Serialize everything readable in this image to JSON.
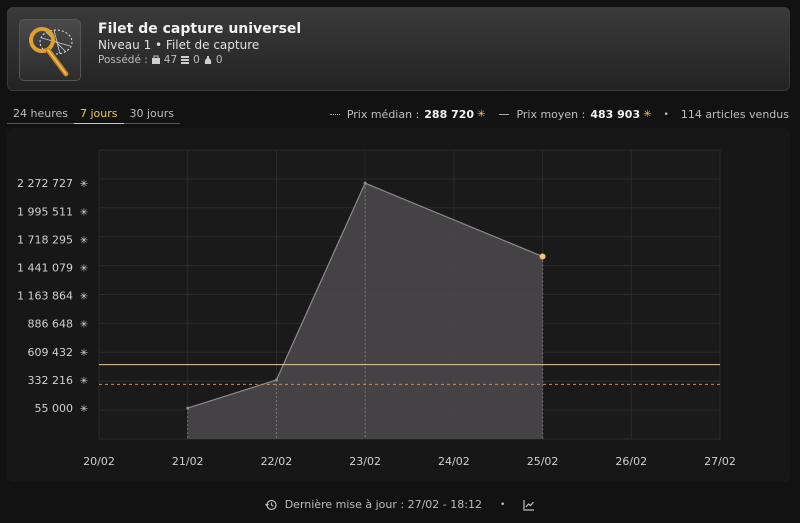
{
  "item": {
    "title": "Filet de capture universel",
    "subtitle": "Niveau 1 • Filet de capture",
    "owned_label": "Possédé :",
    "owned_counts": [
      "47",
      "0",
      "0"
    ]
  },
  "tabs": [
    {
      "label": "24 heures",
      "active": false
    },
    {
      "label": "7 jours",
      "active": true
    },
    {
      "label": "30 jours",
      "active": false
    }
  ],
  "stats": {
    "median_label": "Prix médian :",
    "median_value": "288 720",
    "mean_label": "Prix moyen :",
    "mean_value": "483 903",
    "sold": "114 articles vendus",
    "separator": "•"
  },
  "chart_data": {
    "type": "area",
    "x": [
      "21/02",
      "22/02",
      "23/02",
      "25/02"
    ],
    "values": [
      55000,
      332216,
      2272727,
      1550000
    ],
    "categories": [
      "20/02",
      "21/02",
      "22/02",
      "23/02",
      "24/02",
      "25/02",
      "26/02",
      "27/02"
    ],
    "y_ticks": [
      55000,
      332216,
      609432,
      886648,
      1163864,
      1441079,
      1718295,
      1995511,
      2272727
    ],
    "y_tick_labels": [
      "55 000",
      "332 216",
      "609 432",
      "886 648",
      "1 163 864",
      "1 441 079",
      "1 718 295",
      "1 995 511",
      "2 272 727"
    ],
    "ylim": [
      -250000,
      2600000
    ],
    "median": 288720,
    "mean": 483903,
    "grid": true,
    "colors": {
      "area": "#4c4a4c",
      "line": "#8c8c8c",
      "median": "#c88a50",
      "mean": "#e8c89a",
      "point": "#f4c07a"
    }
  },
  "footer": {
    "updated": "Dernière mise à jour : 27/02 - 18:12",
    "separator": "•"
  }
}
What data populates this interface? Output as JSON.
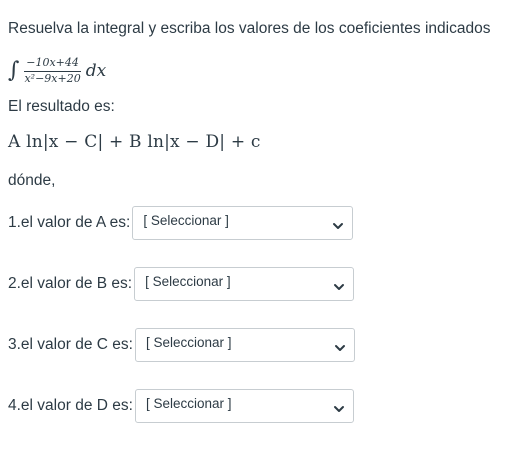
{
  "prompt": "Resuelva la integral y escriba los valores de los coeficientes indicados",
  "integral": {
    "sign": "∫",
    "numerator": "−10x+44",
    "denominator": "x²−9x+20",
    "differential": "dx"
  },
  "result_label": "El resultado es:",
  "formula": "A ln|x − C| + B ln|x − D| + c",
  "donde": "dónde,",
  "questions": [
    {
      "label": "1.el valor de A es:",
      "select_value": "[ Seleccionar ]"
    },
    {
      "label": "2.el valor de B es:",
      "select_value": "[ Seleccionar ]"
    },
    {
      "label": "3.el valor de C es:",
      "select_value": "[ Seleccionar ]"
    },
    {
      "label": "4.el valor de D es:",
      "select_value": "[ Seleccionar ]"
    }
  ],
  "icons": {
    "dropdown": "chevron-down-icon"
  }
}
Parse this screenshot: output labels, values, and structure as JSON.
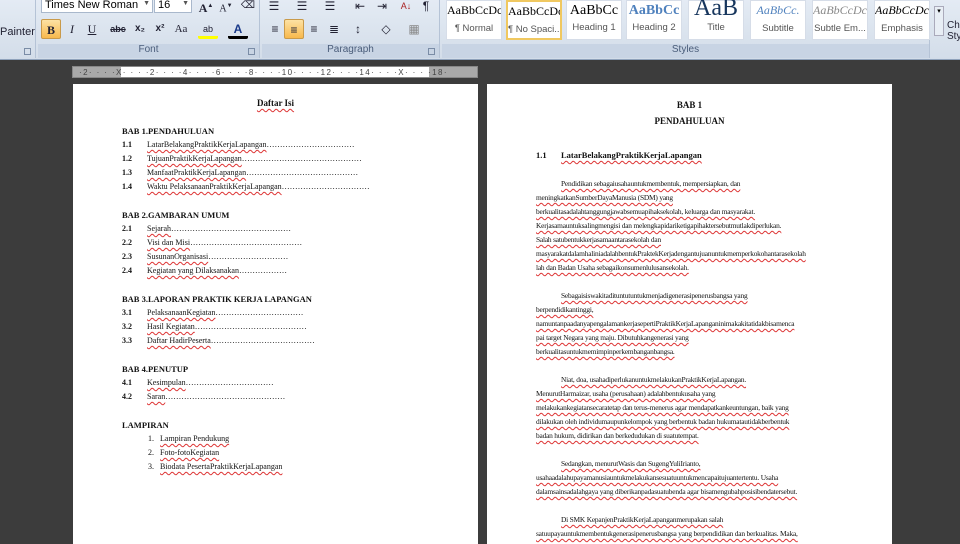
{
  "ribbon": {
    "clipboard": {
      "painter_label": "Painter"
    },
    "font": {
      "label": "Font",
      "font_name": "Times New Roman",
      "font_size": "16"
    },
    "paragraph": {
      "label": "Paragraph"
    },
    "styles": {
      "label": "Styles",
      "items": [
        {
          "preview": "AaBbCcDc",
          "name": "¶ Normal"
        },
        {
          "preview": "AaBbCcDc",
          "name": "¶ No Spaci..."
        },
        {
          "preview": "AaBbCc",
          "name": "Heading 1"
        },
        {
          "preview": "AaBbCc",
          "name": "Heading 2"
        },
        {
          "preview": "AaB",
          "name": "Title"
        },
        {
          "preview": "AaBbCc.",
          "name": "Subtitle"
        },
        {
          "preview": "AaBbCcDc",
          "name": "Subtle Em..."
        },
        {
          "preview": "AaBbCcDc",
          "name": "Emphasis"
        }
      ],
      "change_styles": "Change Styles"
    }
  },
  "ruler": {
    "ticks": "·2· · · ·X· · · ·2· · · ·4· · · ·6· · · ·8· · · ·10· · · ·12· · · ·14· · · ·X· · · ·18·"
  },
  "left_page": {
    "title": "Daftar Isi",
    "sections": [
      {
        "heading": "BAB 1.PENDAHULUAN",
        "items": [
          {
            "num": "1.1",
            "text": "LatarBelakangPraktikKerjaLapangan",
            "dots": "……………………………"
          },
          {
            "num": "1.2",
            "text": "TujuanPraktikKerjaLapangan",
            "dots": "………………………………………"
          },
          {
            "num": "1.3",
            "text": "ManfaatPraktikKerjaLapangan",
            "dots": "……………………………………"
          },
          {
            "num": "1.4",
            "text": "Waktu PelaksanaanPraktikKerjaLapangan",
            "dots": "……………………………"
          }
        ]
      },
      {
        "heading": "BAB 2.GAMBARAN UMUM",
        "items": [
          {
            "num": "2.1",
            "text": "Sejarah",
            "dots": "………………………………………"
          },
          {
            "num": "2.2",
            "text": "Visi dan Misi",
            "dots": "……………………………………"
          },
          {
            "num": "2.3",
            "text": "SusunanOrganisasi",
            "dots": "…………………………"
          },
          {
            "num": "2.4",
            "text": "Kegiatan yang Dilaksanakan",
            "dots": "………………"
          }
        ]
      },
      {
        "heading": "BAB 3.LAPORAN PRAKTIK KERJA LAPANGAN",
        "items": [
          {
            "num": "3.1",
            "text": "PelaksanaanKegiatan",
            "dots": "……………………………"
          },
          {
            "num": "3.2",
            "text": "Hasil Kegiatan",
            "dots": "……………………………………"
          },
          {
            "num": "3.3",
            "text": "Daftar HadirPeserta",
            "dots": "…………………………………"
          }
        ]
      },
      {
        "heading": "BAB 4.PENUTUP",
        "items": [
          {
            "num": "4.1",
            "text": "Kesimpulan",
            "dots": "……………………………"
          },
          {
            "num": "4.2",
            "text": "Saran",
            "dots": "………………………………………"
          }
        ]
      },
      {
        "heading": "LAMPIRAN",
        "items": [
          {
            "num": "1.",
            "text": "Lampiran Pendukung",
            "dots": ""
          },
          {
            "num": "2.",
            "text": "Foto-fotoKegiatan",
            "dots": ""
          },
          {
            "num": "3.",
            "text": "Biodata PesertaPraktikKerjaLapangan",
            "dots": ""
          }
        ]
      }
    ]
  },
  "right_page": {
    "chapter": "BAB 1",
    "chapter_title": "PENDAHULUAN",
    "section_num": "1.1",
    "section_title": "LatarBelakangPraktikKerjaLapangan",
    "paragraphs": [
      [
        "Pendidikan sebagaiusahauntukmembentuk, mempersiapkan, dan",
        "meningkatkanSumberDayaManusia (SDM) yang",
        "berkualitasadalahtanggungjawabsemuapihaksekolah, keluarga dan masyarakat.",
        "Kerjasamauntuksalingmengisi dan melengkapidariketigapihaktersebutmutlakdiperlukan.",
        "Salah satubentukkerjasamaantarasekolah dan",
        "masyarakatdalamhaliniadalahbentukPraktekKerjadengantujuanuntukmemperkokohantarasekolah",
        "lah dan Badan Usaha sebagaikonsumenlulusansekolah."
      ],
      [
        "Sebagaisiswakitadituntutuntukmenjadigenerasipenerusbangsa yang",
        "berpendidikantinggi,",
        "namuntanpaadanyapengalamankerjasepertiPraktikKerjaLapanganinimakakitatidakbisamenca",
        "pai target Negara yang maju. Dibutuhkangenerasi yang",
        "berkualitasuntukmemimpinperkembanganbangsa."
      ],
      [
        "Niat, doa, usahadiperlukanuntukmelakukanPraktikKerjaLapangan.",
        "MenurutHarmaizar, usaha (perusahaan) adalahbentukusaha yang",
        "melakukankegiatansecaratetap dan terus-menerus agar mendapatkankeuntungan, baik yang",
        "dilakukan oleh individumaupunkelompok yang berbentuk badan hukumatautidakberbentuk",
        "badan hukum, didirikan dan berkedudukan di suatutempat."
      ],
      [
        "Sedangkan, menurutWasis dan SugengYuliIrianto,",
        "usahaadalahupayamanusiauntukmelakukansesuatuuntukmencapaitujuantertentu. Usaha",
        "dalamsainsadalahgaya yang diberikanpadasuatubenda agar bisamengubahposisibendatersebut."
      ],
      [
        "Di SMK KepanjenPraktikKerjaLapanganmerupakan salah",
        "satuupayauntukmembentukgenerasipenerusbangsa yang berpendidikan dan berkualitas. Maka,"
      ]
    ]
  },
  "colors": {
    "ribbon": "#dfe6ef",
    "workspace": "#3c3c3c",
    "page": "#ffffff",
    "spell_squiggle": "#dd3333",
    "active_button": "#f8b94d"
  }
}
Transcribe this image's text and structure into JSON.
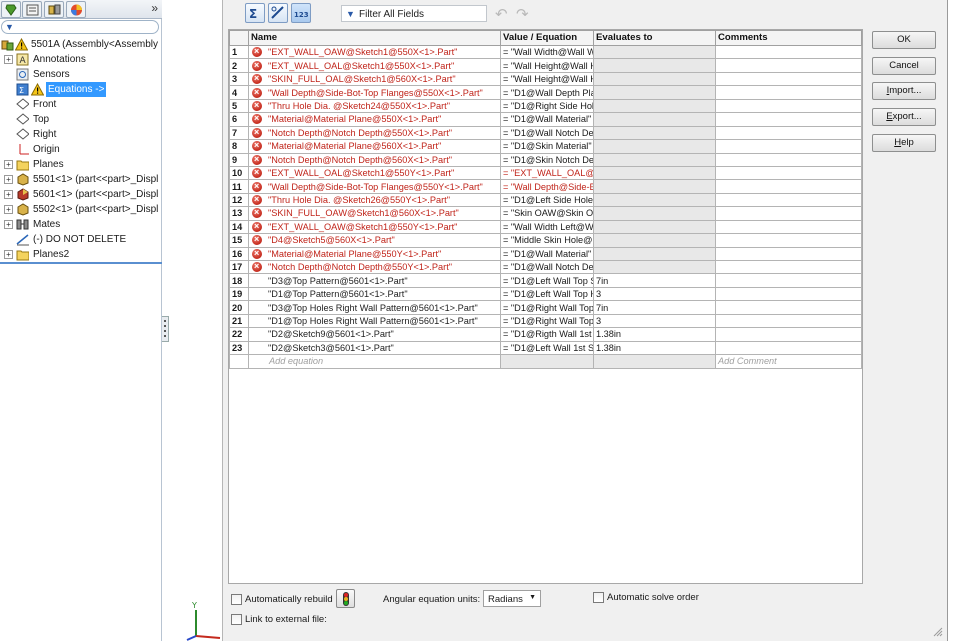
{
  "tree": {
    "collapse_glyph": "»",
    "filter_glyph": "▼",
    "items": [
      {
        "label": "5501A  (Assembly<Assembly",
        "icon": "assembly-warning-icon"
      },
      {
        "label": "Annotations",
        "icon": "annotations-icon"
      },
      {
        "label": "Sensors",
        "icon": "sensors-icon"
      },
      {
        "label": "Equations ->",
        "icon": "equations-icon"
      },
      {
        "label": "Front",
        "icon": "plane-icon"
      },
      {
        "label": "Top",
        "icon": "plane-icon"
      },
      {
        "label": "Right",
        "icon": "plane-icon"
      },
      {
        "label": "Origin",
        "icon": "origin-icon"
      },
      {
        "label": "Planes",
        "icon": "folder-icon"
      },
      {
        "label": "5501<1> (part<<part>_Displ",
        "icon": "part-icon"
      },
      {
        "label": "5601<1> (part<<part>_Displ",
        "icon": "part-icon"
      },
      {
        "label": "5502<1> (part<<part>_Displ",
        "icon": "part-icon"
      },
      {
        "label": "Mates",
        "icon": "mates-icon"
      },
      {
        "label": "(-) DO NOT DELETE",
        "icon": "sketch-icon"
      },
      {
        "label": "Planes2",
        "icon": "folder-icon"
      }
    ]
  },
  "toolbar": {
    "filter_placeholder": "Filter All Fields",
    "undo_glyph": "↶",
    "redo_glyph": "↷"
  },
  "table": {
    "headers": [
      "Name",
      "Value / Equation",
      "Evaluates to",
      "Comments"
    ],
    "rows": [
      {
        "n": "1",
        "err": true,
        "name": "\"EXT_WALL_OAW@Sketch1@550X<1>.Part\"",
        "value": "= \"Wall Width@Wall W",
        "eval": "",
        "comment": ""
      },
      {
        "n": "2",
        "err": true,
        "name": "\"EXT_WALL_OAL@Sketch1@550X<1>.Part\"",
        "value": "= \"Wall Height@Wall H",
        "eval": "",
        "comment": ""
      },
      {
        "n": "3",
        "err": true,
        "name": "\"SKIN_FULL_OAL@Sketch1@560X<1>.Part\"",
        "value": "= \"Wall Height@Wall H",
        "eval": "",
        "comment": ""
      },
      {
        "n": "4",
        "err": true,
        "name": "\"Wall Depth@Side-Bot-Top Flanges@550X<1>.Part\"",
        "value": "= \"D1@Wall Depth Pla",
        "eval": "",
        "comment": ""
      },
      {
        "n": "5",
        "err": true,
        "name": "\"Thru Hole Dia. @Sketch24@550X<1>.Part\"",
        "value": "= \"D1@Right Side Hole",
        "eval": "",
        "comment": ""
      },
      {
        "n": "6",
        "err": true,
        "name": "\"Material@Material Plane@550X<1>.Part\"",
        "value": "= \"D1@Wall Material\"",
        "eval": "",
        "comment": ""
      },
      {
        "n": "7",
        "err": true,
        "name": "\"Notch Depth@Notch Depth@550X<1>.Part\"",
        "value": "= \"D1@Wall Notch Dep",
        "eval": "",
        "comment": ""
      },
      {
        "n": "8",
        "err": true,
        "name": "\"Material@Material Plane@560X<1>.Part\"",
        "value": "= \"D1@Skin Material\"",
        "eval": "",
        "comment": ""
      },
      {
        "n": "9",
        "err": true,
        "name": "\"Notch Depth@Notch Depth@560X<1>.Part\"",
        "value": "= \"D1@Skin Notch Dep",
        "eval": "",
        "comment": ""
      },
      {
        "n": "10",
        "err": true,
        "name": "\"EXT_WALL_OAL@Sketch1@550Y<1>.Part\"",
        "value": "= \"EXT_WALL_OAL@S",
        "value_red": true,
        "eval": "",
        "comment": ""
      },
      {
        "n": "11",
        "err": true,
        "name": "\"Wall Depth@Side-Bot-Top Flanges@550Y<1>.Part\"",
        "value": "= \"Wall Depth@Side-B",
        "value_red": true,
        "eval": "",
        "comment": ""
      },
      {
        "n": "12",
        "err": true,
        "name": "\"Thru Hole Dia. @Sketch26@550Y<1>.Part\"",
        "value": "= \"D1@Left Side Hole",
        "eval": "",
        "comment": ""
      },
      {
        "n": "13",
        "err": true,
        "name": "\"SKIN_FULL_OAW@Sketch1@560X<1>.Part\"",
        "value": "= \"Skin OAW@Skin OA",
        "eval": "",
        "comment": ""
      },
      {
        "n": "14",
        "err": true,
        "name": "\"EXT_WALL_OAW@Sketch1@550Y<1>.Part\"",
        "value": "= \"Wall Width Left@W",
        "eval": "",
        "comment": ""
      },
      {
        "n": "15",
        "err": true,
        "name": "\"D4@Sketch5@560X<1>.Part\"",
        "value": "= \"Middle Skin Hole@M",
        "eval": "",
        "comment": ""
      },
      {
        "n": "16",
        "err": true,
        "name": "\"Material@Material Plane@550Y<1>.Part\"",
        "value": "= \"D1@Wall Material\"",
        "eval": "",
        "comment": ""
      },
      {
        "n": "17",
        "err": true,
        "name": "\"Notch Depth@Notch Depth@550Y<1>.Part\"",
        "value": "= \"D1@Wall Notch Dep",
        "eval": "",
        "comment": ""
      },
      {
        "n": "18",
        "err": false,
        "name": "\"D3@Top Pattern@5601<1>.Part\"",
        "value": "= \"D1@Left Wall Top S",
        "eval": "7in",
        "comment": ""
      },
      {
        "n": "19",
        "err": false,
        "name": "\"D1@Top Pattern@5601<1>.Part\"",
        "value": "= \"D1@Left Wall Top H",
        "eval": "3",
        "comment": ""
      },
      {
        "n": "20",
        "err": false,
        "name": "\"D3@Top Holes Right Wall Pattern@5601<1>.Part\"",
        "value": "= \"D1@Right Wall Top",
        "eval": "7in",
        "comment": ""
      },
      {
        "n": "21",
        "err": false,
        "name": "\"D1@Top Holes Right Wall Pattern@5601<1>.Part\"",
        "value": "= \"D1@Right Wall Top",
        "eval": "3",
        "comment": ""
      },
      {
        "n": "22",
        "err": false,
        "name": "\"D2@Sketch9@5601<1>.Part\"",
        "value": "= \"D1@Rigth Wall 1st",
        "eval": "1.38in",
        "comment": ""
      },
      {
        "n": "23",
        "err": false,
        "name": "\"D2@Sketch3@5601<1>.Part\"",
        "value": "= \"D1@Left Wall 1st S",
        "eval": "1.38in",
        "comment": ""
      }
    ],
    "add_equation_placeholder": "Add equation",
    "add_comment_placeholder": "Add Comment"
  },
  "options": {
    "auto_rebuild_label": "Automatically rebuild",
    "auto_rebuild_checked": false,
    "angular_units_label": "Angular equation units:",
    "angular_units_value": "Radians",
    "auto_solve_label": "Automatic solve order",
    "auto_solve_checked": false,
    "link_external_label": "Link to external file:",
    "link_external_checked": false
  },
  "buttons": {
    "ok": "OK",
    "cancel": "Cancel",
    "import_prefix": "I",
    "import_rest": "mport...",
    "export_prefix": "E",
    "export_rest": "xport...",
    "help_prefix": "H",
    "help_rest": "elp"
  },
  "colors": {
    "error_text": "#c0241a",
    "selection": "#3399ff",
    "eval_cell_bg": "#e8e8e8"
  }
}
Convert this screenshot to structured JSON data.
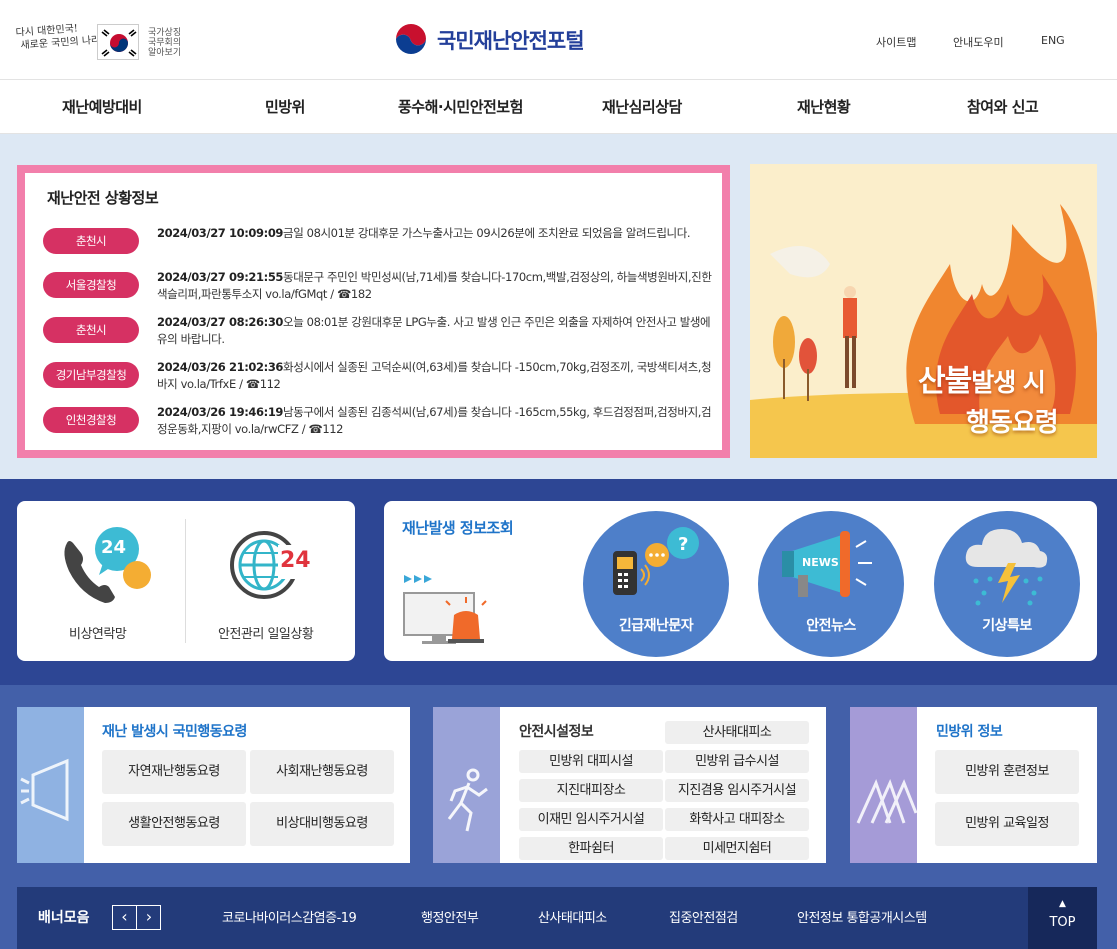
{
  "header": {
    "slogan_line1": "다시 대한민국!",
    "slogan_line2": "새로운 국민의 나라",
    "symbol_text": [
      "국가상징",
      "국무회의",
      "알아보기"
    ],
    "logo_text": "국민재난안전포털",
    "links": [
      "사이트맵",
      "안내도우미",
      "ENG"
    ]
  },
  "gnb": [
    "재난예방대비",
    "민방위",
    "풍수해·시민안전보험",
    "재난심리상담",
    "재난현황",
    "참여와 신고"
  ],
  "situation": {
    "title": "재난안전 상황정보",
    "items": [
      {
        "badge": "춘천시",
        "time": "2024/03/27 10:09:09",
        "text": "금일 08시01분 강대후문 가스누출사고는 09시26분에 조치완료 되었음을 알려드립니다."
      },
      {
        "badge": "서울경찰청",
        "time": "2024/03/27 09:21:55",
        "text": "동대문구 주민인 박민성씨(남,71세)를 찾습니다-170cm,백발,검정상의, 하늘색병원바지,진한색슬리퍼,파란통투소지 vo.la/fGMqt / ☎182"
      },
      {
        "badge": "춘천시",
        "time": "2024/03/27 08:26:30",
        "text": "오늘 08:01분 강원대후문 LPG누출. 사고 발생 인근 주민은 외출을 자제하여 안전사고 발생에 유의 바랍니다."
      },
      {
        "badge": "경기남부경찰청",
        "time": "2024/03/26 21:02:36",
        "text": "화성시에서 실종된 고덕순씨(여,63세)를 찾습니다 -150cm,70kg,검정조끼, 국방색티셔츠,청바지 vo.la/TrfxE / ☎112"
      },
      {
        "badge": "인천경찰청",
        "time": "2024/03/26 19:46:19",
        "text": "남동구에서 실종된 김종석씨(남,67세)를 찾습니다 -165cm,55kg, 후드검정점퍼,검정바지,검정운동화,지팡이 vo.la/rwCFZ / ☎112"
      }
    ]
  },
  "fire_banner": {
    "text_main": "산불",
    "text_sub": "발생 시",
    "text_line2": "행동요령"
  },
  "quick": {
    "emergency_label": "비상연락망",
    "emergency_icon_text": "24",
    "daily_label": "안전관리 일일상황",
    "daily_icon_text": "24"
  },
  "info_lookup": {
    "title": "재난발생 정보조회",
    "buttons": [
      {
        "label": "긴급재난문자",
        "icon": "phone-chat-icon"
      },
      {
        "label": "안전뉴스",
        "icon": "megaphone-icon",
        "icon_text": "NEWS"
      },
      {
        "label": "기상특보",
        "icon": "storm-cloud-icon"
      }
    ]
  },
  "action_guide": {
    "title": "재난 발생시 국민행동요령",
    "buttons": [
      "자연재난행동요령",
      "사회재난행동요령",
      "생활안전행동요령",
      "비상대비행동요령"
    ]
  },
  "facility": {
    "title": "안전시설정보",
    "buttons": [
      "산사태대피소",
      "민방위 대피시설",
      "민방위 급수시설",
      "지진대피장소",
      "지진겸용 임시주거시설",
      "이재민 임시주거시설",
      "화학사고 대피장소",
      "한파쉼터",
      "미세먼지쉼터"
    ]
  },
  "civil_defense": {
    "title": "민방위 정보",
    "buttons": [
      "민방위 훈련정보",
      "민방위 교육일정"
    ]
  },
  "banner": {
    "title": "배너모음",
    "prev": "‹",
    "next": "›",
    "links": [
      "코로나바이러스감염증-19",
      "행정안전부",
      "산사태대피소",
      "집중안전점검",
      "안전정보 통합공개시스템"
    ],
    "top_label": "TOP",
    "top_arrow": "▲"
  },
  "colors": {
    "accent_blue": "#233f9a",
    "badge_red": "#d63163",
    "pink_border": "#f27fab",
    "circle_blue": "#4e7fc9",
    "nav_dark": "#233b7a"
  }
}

**Given request:**
Return each line of the data that contains the string "찾습니다".

**Completed exercise:**
        "text": "동대문구 주민인 박민성씨(남,71세)를 찾습니다-170cm,백발,검정상의, 하늘색병원바지,진한색슬리퍼,파란통투소지 vo.la/fGMqt / ☎182"
        "text": "화성시에서 실종된 고덕순씨(여,63세)를 찾습니다 -150cm,70kg,검정조끼, 국방색티셔츠,청바지 vo.la/TrfxE / ☎112"
        "text": "남동구에서 실종된 김종석씨(남,67세)를 찾습니다 -165cm,55kg, 후드검정점퍼,검정바지,검정운동화,지팡이 vo.la/rwCFZ / ☎112"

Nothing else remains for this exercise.